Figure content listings
-- -- --

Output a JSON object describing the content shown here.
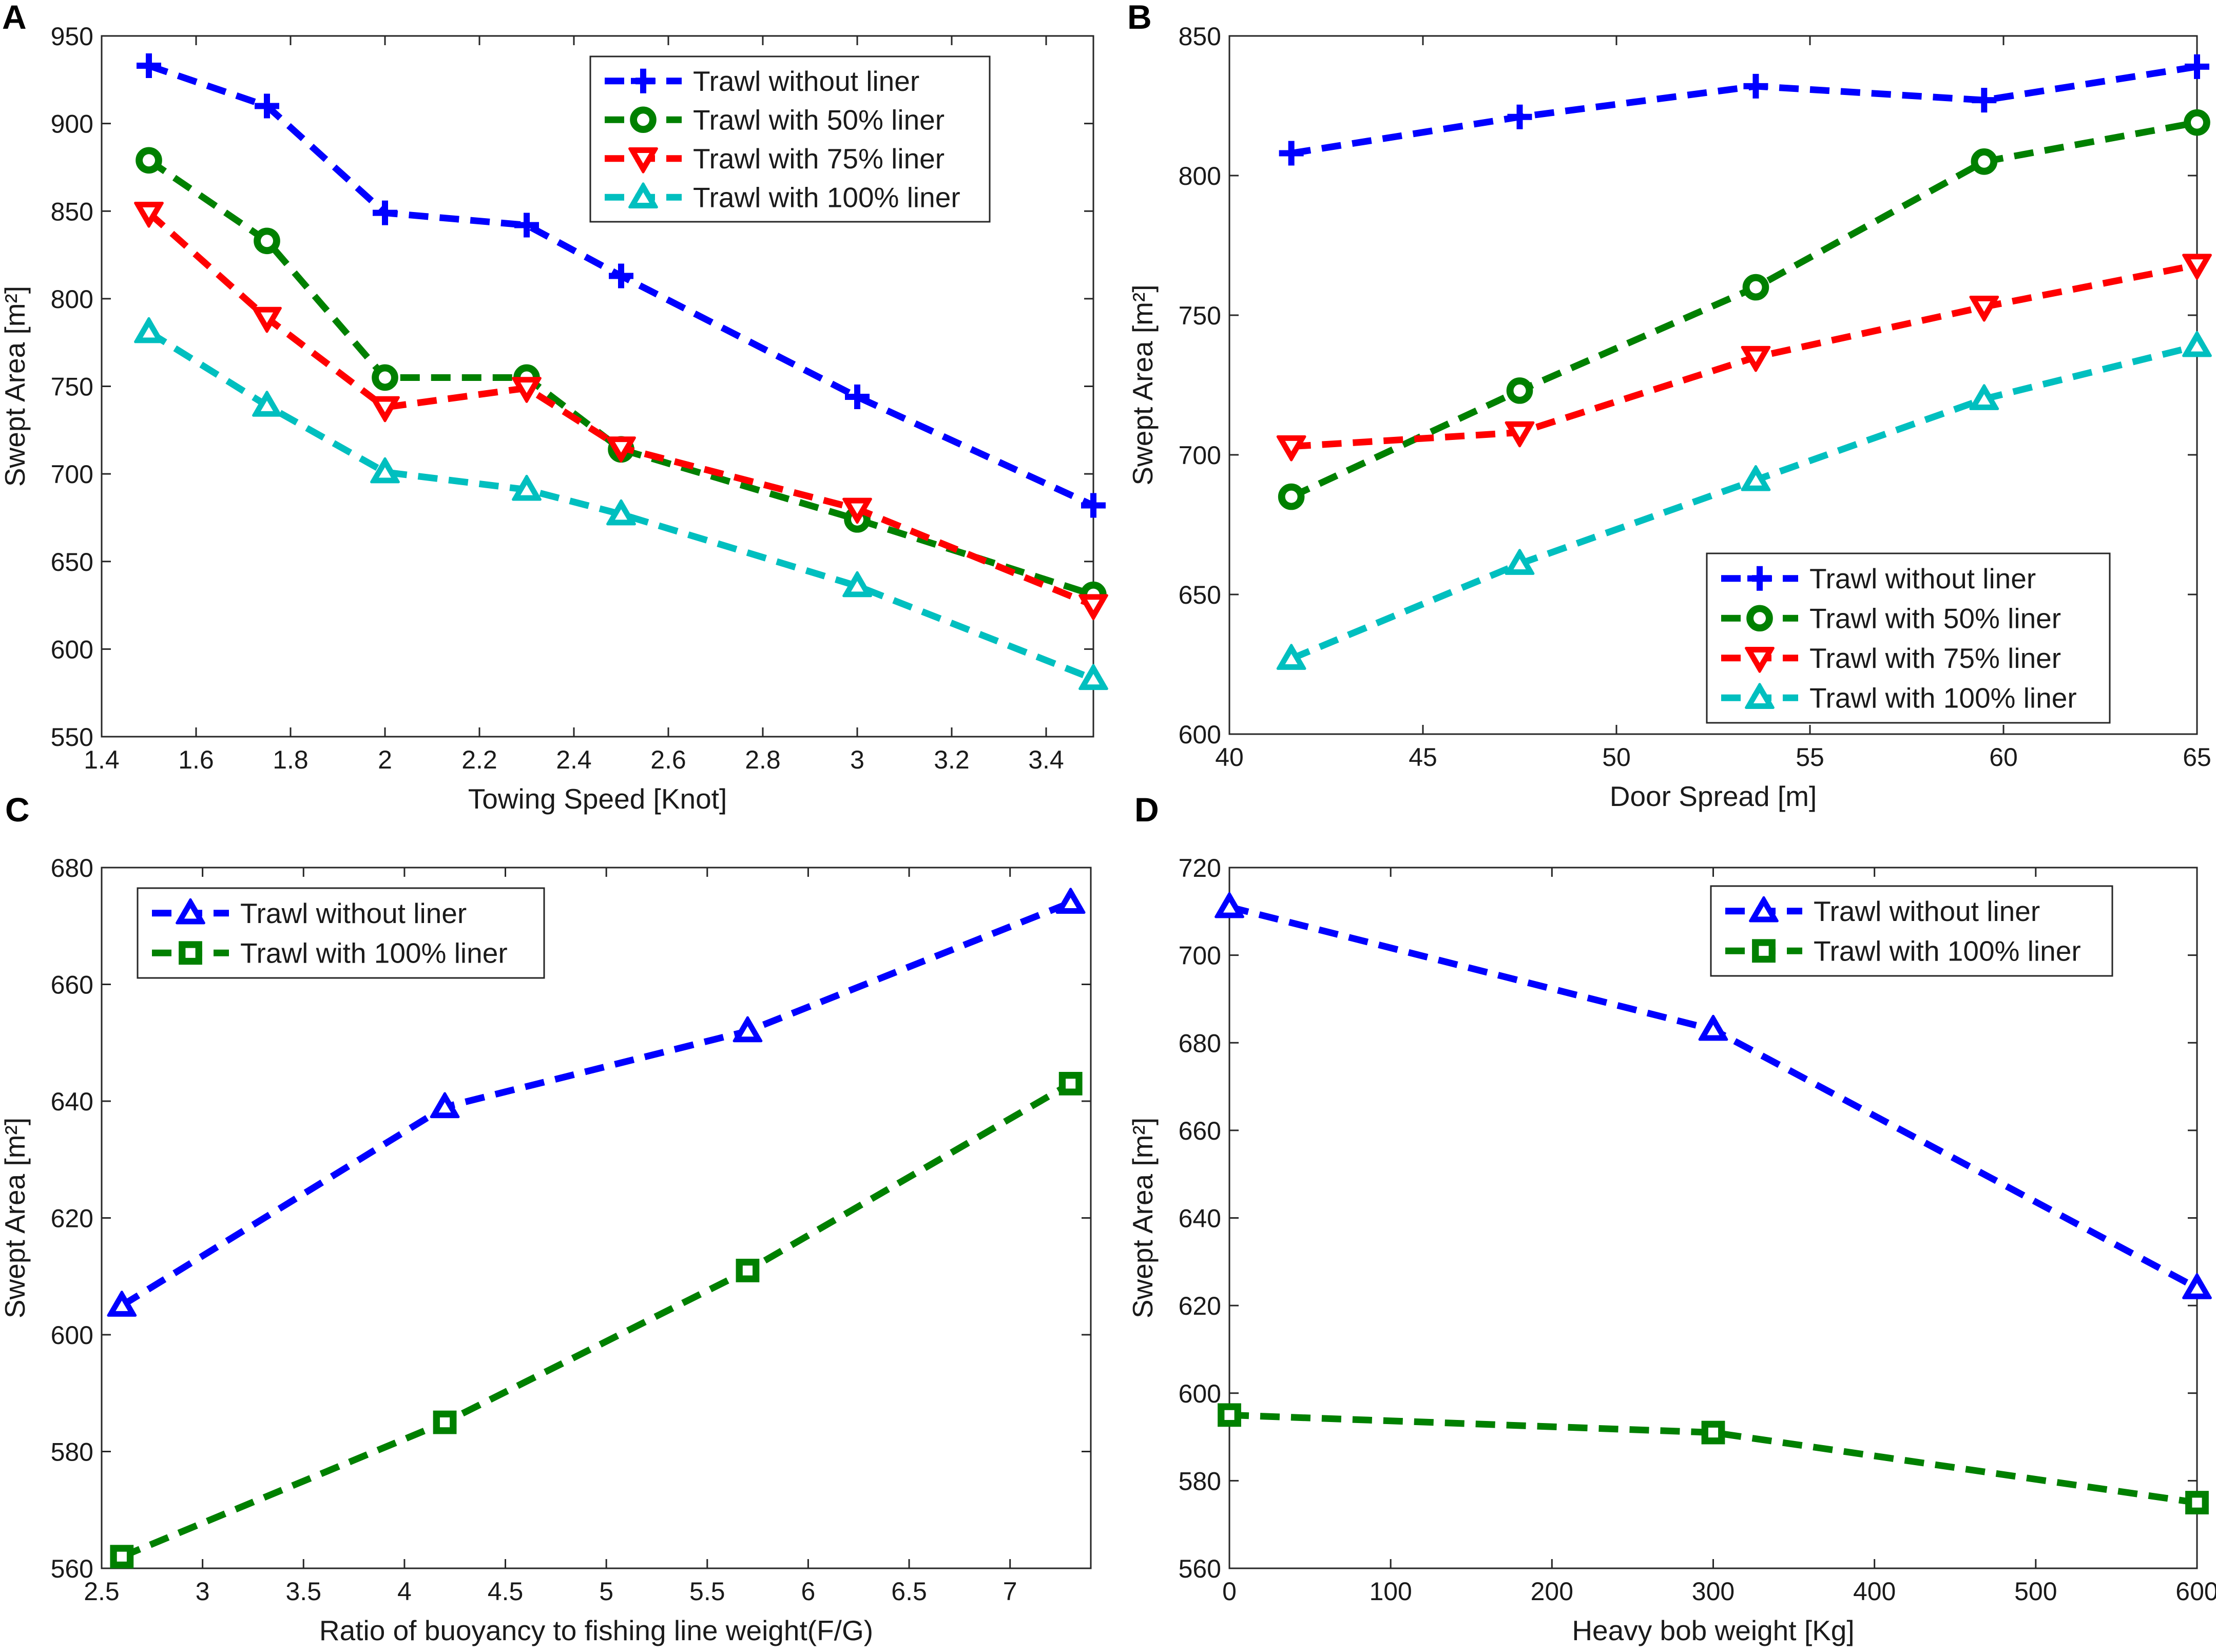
{
  "chart_data": [
    {
      "panel": "A",
      "type": "line",
      "xlabel": "Towing Speed [Knot]",
      "ylabel": "Swept Area [m²]",
      "xlim": [
        1.4,
        3.5
      ],
      "ylim": [
        550,
        950
      ],
      "xticks": [
        1.4,
        1.6,
        1.8,
        2,
        2.2,
        2.4,
        2.6,
        2.8,
        3,
        3.2,
        3.4
      ],
      "yticks": [
        550,
        600,
        650,
        700,
        750,
        800,
        850,
        900,
        950
      ],
      "legend_position": "top-right",
      "x": [
        1.5,
        1.75,
        2,
        2.3,
        2.5,
        3,
        3.5
      ],
      "series": [
        {
          "name": "Trawl without liner",
          "color": "#0000ff",
          "marker": "plus",
          "values": [
            933,
            910,
            849,
            842,
            813,
            744,
            682
          ]
        },
        {
          "name": "Trawl with 50% liner",
          "color": "#008000",
          "marker": "circle",
          "values": [
            879,
            833,
            755,
            755,
            714,
            674,
            631
          ]
        },
        {
          "name": "Trawl with 75% liner",
          "color": "#ff0000",
          "marker": "triangle-down",
          "values": [
            849,
            789,
            738,
            749,
            715,
            680,
            625
          ]
        },
        {
          "name": "Trawl with 100% liner",
          "color": "#00bfbf",
          "marker": "triangle-up",
          "values": [
            781,
            739,
            701,
            691,
            677,
            636,
            583
          ]
        }
      ]
    },
    {
      "panel": "B",
      "type": "line",
      "xlabel": "Door Spread [m]",
      "ylabel": "Swept Area [m²]",
      "xlim": [
        40,
        65
      ],
      "ylim": [
        600,
        850
      ],
      "xticks": [
        40,
        45,
        50,
        55,
        60,
        65
      ],
      "yticks": [
        600,
        650,
        700,
        750,
        800,
        850
      ],
      "legend_position": "bottom-right",
      "x": [
        41.6,
        47.5,
        53.6,
        59.5,
        65
      ],
      "series": [
        {
          "name": "Trawl without liner",
          "color": "#0000ff",
          "marker": "plus",
          "values": [
            808,
            821,
            832,
            827,
            839
          ]
        },
        {
          "name": "Trawl with 50% liner",
          "color": "#008000",
          "marker": "circle",
          "values": [
            685,
            723,
            760,
            805,
            819
          ]
        },
        {
          "name": "Trawl with 75% liner",
          "color": "#ff0000",
          "marker": "triangle-down",
          "values": [
            703,
            708,
            735,
            753,
            768
          ]
        },
        {
          "name": "Trawl with 100% liner",
          "color": "#00bfbf",
          "marker": "triangle-up",
          "values": [
            627,
            661,
            691,
            720,
            739
          ]
        }
      ]
    },
    {
      "panel": "C",
      "type": "line",
      "xlabel": "Ratio of buoyancy to fishing line weight(F/G)",
      "ylabel": "Swept Area [m²]",
      "xlim": [
        2.5,
        7.4
      ],
      "ylim": [
        560,
        680
      ],
      "xticks": [
        2.5,
        3,
        3.5,
        4,
        4.5,
        5,
        5.5,
        6,
        6.5,
        7
      ],
      "yticks": [
        560,
        580,
        600,
        620,
        640,
        660,
        680
      ],
      "legend_position": "top-left",
      "x": [
        2.6,
        4.2,
        5.7,
        7.3
      ],
      "series": [
        {
          "name": "Trawl without liner",
          "color": "#0000ff",
          "marker": "triangle-up",
          "values": [
            605,
            639,
            652,
            674
          ]
        },
        {
          "name": "Trawl with 100% liner",
          "color": "#008000",
          "marker": "square",
          "values": [
            562,
            585,
            611,
            643
          ]
        }
      ]
    },
    {
      "panel": "D",
      "type": "line",
      "xlabel": "Heavy bob weight [Kg]",
      "ylabel": "Swept Area [m²]",
      "xlim": [
        0,
        600
      ],
      "ylim": [
        560,
        720
      ],
      "xticks": [
        0,
        100,
        200,
        300,
        400,
        500,
        600
      ],
      "yticks": [
        560,
        580,
        600,
        620,
        640,
        660,
        680,
        700,
        720
      ],
      "legend_position": "top-right",
      "x": [
        0,
        300,
        600
      ],
      "series": [
        {
          "name": "Trawl without liner",
          "color": "#0000ff",
          "marker": "triangle-up",
          "values": [
            711,
            683,
            624
          ]
        },
        {
          "name": "Trawl with 100% liner",
          "color": "#008000",
          "marker": "square",
          "values": [
            595,
            591,
            575
          ]
        }
      ]
    }
  ]
}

-- -- --

> [EXERCISE] Reproduce each line from the records that contains the word "weight".

> [ANSWER TO THIS EXERCISE]
      "xlabel": "Ratio of buoyancy to fishing line weight(F/G)",
      "xlabel": "Heavy bob weight [Kg]",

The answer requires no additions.